*What is being asked*. Pull every line that holds the word "title" from the entries.

*Given records*.
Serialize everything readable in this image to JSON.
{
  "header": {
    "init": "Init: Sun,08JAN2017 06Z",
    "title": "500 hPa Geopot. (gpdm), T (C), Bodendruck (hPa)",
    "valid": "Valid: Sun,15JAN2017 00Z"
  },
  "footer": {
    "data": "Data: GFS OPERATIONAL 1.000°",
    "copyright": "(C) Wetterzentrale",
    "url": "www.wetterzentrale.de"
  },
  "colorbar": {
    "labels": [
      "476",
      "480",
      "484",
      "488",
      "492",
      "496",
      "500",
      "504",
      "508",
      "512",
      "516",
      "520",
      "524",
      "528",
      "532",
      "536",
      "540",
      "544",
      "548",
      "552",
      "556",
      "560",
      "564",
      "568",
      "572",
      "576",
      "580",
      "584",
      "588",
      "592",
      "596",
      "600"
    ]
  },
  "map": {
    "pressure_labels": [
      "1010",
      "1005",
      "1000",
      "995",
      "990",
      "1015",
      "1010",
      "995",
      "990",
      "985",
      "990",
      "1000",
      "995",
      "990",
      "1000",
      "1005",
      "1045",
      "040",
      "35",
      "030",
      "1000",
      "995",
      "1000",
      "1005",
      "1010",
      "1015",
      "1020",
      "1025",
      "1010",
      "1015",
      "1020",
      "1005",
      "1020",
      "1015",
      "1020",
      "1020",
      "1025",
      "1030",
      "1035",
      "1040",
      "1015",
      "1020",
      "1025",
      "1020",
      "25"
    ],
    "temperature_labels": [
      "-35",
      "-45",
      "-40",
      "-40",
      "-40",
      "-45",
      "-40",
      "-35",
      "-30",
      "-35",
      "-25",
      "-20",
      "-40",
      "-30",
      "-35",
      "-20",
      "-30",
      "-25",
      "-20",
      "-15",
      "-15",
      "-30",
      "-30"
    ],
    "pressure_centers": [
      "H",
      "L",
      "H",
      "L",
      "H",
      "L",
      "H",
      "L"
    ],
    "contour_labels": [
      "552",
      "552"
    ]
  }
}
==
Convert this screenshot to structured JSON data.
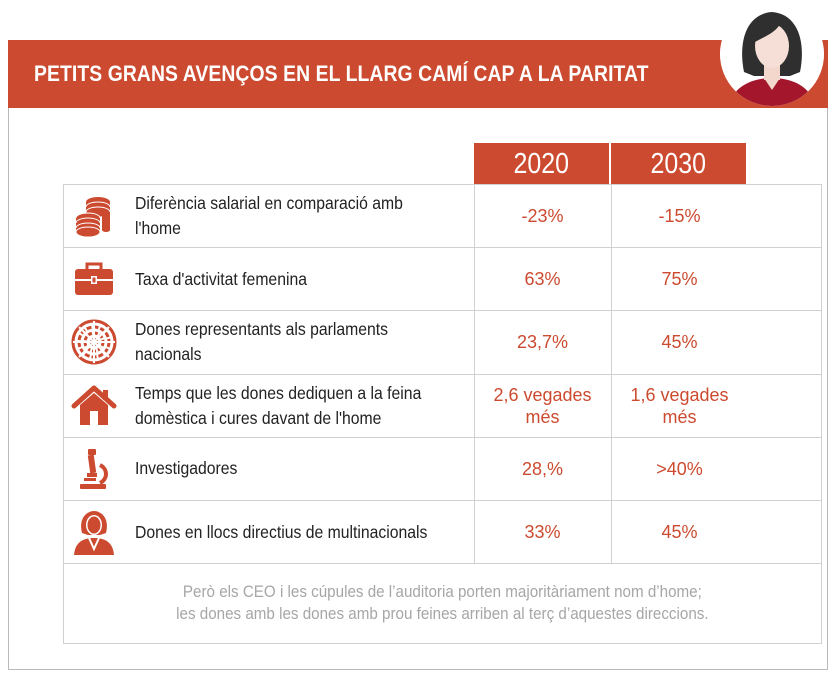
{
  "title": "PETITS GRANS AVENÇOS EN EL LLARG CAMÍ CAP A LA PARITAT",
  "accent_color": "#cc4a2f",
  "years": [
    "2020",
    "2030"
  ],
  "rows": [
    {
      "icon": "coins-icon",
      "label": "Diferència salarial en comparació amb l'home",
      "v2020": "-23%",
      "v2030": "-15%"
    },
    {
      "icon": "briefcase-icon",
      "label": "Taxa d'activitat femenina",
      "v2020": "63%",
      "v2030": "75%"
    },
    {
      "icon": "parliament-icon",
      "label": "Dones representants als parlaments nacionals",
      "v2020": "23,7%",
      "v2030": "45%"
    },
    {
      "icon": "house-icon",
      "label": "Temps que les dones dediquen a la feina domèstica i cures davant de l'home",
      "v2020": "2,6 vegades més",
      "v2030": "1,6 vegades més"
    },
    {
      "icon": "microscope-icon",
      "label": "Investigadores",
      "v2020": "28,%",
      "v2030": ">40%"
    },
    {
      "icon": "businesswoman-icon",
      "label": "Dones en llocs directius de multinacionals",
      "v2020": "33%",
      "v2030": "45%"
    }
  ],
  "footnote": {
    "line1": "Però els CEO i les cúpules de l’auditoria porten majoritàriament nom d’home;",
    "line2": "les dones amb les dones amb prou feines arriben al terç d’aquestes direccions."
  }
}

*Worked answer*.
    "title": "500 hPa Geopot. (gpdm), T (C), Bodendruck (hPa)",
  "title": "PETITS GRANS AVENÇOS EN EL LLARG CAMÍ CAP A LA PARITAT",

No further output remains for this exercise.